• PROBLEM DETAILS
In the lines below, find how many contain the word "name" and report that figure alone.

Figure contents as structured data:
● ● ● ● ●

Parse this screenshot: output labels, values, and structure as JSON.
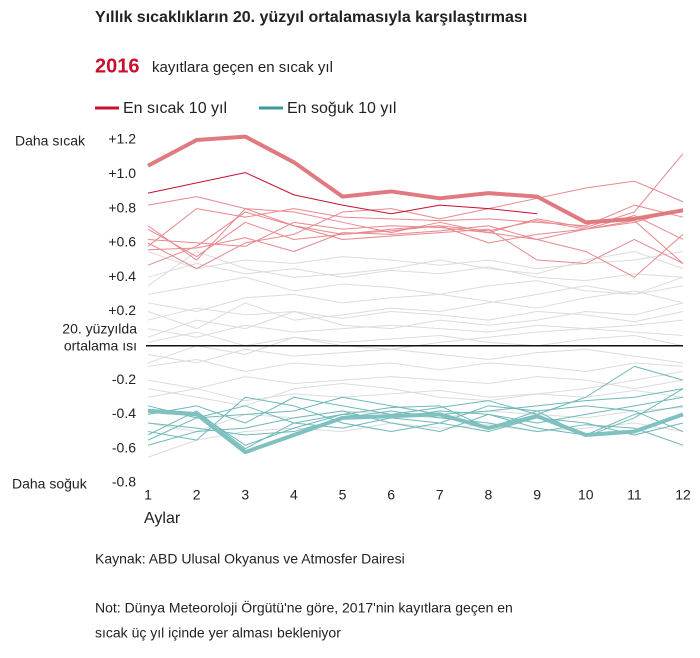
{
  "chart_data": {
    "type": "line",
    "title": "Yıllık sıcaklıkların 20. yüzyıl ortalamasıyla karşılaştırması",
    "highlight": "2016",
    "subtitle": "kayıtlara geçen en sıcak yıl",
    "legend": [
      {
        "name": "En sıcak 10 yıl",
        "color": "#c8102e"
      },
      {
        "name": "En soğuk 10 yıl",
        "color": "#3d9a9b"
      }
    ],
    "annotations": [
      "Daha sıcak",
      "Daha soğuk"
    ],
    "zero_label": [
      "20. yüzyılda",
      "ortalama ısı"
    ],
    "baseline": 0,
    "x_label": "Aylar",
    "x": [
      1,
      2,
      3,
      4,
      5,
      6,
      7,
      8,
      9,
      10,
      11,
      12
    ],
    "xlim": [
      1,
      12
    ],
    "ylim": [
      -0.8,
      1.2
    ],
    "yticks": [
      {
        "value": 1.2,
        "label": "+1.2"
      },
      {
        "value": 1.0,
        "label": "+1.0"
      },
      {
        "value": 0.8,
        "label": "+0.8"
      },
      {
        "value": 0.6,
        "label": "+0.6"
      },
      {
        "value": 0.4,
        "label": "+0.4"
      },
      {
        "value": 0.2,
        "label": "+0.2"
      },
      -0.2,
      -0.4,
      -0.6,
      -0.8
    ],
    "series": [
      {
        "color": "#dcdcdc",
        "line_width": 1,
        "values": [
          0.55,
          0.45,
          0.5,
          0.48,
          0.52,
          0.5,
          0.47,
          0.5,
          0.45,
          0.48,
          0.5,
          0.55
        ]
      },
      {
        "color": "#dcdcdc",
        "line_width": 1,
        "values": [
          0.4,
          0.48,
          0.42,
          0.45,
          0.4,
          0.44,
          0.42,
          0.46,
          0.4,
          0.38,
          0.42,
          0.4
        ]
      },
      {
        "color": "#dcdcdc",
        "line_width": 1,
        "values": [
          0.3,
          0.35,
          0.4,
          0.32,
          0.36,
          0.34,
          0.3,
          0.35,
          0.38,
          0.32,
          0.3,
          0.35
        ]
      },
      {
        "color": "#dcdcdc",
        "line_width": 1,
        "values": [
          0.25,
          0.2,
          0.28,
          0.3,
          0.25,
          0.28,
          0.3,
          0.26,
          0.22,
          0.28,
          0.32,
          0.25
        ]
      },
      {
        "color": "#dcdcdc",
        "line_width": 1,
        "values": [
          0.15,
          0.22,
          0.18,
          0.2,
          0.16,
          0.2,
          0.18,
          0.15,
          0.2,
          0.18,
          0.14,
          0.2
        ]
      },
      {
        "color": "#dcdcdc",
        "line_width": 1,
        "values": [
          0.1,
          0.05,
          0.12,
          0.08,
          0.1,
          0.12,
          0.1,
          0.08,
          0.12,
          0.1,
          0.08,
          0.06
        ]
      },
      {
        "color": "#dcdcdc",
        "line_width": 1,
        "values": [
          0.02,
          0.08,
          0.0,
          0.05,
          0.02,
          0.04,
          0.06,
          0.02,
          0.0,
          0.04,
          0.06,
          0.0
        ]
      },
      {
        "color": "#dcdcdc",
        "line_width": 1,
        "values": [
          -0.05,
          -0.1,
          -0.02,
          -0.06,
          -0.04,
          -0.02,
          -0.05,
          -0.08,
          -0.04,
          -0.02,
          -0.06,
          -0.1
        ]
      },
      {
        "color": "#dcdcdc",
        "line_width": 1,
        "values": [
          -0.12,
          -0.08,
          -0.15,
          -0.1,
          -0.12,
          -0.1,
          -0.14,
          -0.1,
          -0.12,
          -0.15,
          -0.1,
          -0.12
        ]
      },
      {
        "color": "#dcdcdc",
        "line_width": 1,
        "values": [
          -0.2,
          -0.25,
          -0.18,
          -0.22,
          -0.2,
          -0.18,
          -0.2,
          -0.22,
          -0.18,
          -0.2,
          -0.25,
          -0.2
        ]
      },
      {
        "color": "#dcdcdc",
        "line_width": 1,
        "values": [
          -0.3,
          -0.25,
          -0.32,
          -0.28,
          -0.3,
          -0.28,
          -0.26,
          -0.3,
          -0.28,
          -0.3,
          -0.26,
          -0.3
        ]
      },
      {
        "color": "#dcdcdc",
        "line_width": 1,
        "values": [
          -0.45,
          -0.5,
          -0.4,
          -0.42,
          -0.38,
          -0.4,
          -0.42,
          -0.38,
          -0.4,
          -0.42,
          -0.38,
          -0.36
        ]
      },
      {
        "color": "#dcdcdc",
        "line_width": 1,
        "values": [
          -0.65,
          -0.55,
          -0.5,
          -0.48,
          -0.5,
          -0.45,
          -0.48,
          -0.46,
          -0.5,
          -0.48,
          -0.45,
          -0.5
        ]
      },
      {
        "color": "#dcdcdc",
        "line_width": 1,
        "values": [
          0.2,
          0.1,
          0.25,
          0.15,
          0.18,
          0.22,
          0.2,
          0.25,
          0.3,
          0.35,
          0.3,
          0.4
        ]
      },
      {
        "color": "#dcdcdc",
        "line_width": 1,
        "values": [
          -0.1,
          0.0,
          -0.05,
          0.05,
          0.0,
          -0.02,
          0.02,
          0.05,
          0.08,
          0.1,
          0.12,
          0.15
        ]
      },
      {
        "color": "#dcdcdc",
        "line_width": 1,
        "values": [
          0.35,
          0.55,
          0.45,
          0.4,
          0.42,
          0.45,
          0.5,
          0.45,
          0.42,
          0.5,
          0.55,
          0.45
        ]
      },
      {
        "color": "#dcdcdc",
        "line_width": 1,
        "values": [
          -0.25,
          -0.3,
          -0.35,
          -0.25,
          -0.22,
          -0.25,
          -0.3,
          -0.32,
          -0.28,
          -0.25,
          -0.2,
          -0.15
        ]
      },
      {
        "color": "#dcdcdc",
        "line_width": 1,
        "values": [
          0.05,
          0.15,
          0.1,
          0.2,
          0.12,
          0.1,
          0.15,
          0.12,
          0.15,
          0.2,
          0.18,
          0.25
        ]
      },
      {
        "color": "#6fb8b8",
        "line_width": 1,
        "values": [
          -0.37,
          -0.39,
          -0.58,
          -0.48,
          -0.4,
          -0.36,
          -0.35,
          -0.48,
          -0.38,
          -0.53,
          -0.42,
          -0.25
        ]
      },
      {
        "color": "#6fb8b8",
        "line_width": 1,
        "values": [
          -0.55,
          -0.42,
          -0.35,
          -0.45,
          -0.4,
          -0.42,
          -0.38,
          -0.4,
          -0.45,
          -0.4,
          -0.35,
          -0.3
        ]
      },
      {
        "color": "#6fb8b8",
        "line_width": 1,
        "values": [
          -0.5,
          -0.55,
          -0.3,
          -0.35,
          -0.45,
          -0.5,
          -0.45,
          -0.35,
          -0.38,
          -0.35,
          -0.38,
          -0.5
        ]
      },
      {
        "color": "#6fb8b8",
        "line_width": 1,
        "values": [
          -0.45,
          -0.48,
          -0.52,
          -0.5,
          -0.42,
          -0.38,
          -0.42,
          -0.45,
          -0.5,
          -0.46,
          -0.48,
          -0.58
        ]
      },
      {
        "color": "#6fb8b8",
        "line_width": 1,
        "values": [
          -0.4,
          -0.35,
          -0.45,
          -0.3,
          -0.35,
          -0.4,
          -0.36,
          -0.32,
          -0.4,
          -0.3,
          -0.12,
          -0.2
        ]
      },
      {
        "color": "#6fb8b8",
        "line_width": 1,
        "values": [
          -0.58,
          -0.5,
          -0.48,
          -0.42,
          -0.38,
          -0.45,
          -0.5,
          -0.4,
          -0.48,
          -0.52,
          -0.4,
          -0.35
        ]
      },
      {
        "color": "#6fb8b8",
        "line_width": 1,
        "values": [
          -0.35,
          -0.42,
          -0.4,
          -0.38,
          -0.3,
          -0.35,
          -0.4,
          -0.38,
          -0.35,
          -0.32,
          -0.3,
          -0.25
        ]
      },
      {
        "color": "#6fb8b8",
        "line_width": 1,
        "values": [
          -0.52,
          -0.38,
          -0.6,
          -0.45,
          -0.48,
          -0.42,
          -0.45,
          -0.5,
          -0.42,
          -0.45,
          -0.52,
          -0.45
        ]
      },
      {
        "color": "#7fc0c0",
        "line_width": 4,
        "values": [
          -0.38,
          -0.4,
          -0.62,
          -0.52,
          -0.42,
          -0.41,
          -0.4,
          -0.48,
          -0.41,
          -0.52,
          -0.5,
          -0.4
        ]
      },
      {
        "color": "#e8888d",
        "line_width": 1,
        "values": [
          0.7,
          0.5,
          0.8,
          0.78,
          0.72,
          0.66,
          0.72,
          0.66,
          0.74,
          0.69,
          0.78,
          1.12
        ]
      },
      {
        "color": "#e8888d",
        "line_width": 1,
        "values": [
          0.82,
          0.87,
          0.8,
          0.7,
          0.65,
          0.68,
          0.7,
          0.67,
          0.73,
          0.68,
          0.72,
          0.8
        ]
      },
      {
        "color": "#e8888d",
        "line_width": 1,
        "values": [
          0.6,
          0.45,
          0.6,
          0.65,
          0.78,
          0.8,
          0.74,
          0.8,
          0.86,
          0.92,
          0.96,
          0.84
        ]
      },
      {
        "color": "#e8888d",
        "line_width": 1,
        "values": [
          0.56,
          0.57,
          0.63,
          0.55,
          0.66,
          0.65,
          0.67,
          0.7,
          0.62,
          0.55,
          0.4,
          0.65
        ]
      },
      {
        "color": "#e8888d",
        "line_width": 1,
        "values": [
          0.47,
          0.58,
          0.78,
          0.7,
          0.62,
          0.64,
          0.66,
          0.68,
          0.5,
          0.48,
          0.62,
          0.48
        ]
      },
      {
        "color": "#e8888d",
        "line_width": 1,
        "values": [
          0.68,
          0.52,
          0.72,
          0.62,
          0.65,
          0.67,
          0.7,
          0.6,
          0.65,
          0.68,
          0.76,
          0.62
        ]
      },
      {
        "color": "#e8888d",
        "line_width": 1,
        "values": [
          0.58,
          0.8,
          0.75,
          0.8,
          0.75,
          0.74,
          0.73,
          0.74,
          0.72,
          0.7,
          0.82,
          0.75
        ]
      },
      {
        "color": "#e8888d",
        "line_width": 1,
        "values": [
          0.62,
          0.6,
          0.58,
          0.72,
          0.68,
          0.7,
          0.69,
          0.66,
          0.62,
          0.68,
          0.73,
          0.48
        ]
      },
      {
        "color": "#c8102e",
        "line_width": 1,
        "values": [
          0.89,
          0.95,
          1.01,
          0.88,
          0.82,
          0.77,
          0.82,
          0.8,
          0.77,
          null,
          null,
          null
        ]
      },
      {
        "color": "#e07a80",
        "line_width": 4,
        "values": [
          1.05,
          1.2,
          1.22,
          1.07,
          0.87,
          0.9,
          0.86,
          0.89,
          0.87,
          0.72,
          0.74,
          0.79
        ]
      }
    ]
  },
  "footer": {
    "source": "Kaynak: ABD Ulusal Okyanus ve Atmosfer Dairesi",
    "note": [
      "Not: Dünya Meteoroloji Örgütü'ne göre, 2017'nin kayıtlara geçen en",
      "sıcak üç yıl içinde yer alması bekleniyor"
    ]
  }
}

● ● ● ● ●

• ANSWER IN FULL
2